§ Short task
Look through the entries below and report how many lines hold the string "bland". Only the number is wanted.
::: Dataset excerpts
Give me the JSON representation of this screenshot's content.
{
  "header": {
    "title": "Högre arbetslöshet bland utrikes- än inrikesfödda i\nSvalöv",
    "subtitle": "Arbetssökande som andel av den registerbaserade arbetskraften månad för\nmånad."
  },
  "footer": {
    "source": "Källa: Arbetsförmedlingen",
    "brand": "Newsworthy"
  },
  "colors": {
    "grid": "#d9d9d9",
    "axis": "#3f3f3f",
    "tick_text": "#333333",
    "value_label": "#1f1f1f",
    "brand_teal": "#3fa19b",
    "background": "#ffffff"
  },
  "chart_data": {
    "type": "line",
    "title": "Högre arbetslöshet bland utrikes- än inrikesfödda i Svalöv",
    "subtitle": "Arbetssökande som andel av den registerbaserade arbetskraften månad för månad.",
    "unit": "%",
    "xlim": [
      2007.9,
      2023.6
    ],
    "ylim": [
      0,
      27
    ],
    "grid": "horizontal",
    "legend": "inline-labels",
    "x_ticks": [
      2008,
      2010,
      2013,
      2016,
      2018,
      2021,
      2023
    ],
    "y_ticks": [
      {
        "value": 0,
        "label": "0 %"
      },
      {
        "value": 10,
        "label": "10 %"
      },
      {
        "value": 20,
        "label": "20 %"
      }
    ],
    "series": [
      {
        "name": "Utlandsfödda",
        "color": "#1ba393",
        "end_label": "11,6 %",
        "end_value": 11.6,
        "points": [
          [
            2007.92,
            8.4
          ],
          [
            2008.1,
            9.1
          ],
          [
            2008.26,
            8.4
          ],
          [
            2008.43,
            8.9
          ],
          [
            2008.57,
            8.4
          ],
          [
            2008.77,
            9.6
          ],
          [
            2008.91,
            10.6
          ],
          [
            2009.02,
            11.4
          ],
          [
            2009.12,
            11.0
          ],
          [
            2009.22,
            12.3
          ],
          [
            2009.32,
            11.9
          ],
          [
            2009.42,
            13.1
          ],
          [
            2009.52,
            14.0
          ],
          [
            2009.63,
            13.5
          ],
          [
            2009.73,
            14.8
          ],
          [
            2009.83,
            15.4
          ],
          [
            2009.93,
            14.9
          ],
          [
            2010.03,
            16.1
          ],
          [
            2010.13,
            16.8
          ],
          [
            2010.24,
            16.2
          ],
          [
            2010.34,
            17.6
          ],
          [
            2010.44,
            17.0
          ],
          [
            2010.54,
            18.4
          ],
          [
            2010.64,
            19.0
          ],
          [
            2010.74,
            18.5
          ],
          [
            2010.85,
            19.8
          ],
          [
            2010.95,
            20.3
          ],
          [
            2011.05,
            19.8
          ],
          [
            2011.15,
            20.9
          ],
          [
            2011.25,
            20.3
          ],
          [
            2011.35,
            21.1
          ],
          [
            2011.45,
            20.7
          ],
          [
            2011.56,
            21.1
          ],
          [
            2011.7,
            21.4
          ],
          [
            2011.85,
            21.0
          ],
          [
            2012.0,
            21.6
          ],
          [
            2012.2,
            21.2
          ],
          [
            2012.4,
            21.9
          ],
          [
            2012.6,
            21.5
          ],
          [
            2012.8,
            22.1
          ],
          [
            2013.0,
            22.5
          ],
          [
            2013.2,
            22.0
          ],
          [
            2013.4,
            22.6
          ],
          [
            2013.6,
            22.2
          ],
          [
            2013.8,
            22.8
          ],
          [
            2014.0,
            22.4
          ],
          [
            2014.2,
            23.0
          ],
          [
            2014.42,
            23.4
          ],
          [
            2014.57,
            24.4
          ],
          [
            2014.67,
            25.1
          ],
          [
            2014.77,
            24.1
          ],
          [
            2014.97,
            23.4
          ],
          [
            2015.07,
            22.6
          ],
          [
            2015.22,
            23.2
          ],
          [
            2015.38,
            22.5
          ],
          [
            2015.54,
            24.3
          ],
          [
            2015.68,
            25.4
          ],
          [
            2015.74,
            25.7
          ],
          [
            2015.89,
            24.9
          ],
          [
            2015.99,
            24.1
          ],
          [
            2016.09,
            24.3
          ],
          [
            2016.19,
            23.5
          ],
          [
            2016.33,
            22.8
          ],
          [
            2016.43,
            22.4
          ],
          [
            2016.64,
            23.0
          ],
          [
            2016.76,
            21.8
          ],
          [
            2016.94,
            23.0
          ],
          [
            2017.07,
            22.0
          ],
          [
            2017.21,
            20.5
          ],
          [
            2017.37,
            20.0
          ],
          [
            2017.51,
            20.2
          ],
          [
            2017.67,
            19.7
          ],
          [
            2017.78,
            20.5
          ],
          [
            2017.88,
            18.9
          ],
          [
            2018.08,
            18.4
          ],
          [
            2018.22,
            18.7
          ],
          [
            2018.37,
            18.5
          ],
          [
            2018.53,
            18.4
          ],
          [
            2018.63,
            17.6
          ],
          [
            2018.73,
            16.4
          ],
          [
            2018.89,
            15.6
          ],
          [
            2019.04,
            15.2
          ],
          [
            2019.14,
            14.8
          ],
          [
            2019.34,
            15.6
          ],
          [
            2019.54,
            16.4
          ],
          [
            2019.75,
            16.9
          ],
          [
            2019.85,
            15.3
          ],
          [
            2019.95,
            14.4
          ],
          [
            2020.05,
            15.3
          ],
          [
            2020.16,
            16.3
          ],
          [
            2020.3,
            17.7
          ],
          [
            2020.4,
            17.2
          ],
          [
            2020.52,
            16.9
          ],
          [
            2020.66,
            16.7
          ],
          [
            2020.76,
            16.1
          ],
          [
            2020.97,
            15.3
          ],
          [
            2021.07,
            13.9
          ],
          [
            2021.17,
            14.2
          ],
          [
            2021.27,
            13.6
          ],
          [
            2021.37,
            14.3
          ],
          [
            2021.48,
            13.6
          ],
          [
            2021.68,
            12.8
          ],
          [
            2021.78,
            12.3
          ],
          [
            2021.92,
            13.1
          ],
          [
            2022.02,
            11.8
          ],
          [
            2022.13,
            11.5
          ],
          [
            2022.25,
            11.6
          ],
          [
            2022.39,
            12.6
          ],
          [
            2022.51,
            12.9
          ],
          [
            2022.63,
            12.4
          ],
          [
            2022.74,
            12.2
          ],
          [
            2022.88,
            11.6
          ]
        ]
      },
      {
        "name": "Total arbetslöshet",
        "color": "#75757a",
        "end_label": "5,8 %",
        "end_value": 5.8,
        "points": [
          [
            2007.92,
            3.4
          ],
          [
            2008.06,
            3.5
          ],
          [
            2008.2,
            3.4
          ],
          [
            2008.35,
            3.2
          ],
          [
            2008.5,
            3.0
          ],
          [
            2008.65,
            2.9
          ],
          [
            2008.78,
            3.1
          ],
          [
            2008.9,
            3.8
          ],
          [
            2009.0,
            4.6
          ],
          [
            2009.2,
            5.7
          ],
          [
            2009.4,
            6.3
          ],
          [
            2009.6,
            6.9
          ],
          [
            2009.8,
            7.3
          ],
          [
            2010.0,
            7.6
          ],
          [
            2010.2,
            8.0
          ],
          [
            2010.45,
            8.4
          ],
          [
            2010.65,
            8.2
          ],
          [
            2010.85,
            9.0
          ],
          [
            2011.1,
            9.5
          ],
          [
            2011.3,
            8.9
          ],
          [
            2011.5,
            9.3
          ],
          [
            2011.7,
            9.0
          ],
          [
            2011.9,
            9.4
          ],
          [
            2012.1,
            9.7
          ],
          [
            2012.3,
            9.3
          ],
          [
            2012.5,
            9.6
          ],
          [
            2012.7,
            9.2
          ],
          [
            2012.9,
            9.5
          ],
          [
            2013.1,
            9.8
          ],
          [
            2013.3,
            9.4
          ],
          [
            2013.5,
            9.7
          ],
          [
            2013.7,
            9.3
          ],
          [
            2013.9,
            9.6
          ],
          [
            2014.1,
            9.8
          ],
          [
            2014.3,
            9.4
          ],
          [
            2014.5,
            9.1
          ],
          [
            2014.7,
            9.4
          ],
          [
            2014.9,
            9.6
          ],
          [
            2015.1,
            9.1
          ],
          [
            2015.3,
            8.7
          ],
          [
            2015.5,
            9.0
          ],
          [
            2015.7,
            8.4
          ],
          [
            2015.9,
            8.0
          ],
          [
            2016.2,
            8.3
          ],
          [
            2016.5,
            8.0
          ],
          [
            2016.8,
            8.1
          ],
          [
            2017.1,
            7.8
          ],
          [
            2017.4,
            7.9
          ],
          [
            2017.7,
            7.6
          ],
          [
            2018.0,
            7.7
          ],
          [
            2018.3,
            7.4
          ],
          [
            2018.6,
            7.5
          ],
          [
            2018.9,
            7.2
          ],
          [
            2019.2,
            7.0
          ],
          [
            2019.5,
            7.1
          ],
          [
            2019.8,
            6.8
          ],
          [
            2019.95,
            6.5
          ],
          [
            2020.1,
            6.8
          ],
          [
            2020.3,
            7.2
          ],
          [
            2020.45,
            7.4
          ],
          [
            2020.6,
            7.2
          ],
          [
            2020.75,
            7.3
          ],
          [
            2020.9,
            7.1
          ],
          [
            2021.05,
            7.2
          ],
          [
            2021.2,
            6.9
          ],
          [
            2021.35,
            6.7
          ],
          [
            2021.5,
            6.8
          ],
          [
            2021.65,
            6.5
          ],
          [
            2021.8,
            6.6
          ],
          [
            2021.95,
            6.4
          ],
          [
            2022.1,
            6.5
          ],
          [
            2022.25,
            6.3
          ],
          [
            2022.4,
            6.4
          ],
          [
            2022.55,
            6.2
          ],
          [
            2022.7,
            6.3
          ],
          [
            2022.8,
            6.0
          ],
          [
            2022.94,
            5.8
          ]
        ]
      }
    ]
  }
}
::::::
§ Solution to this task
2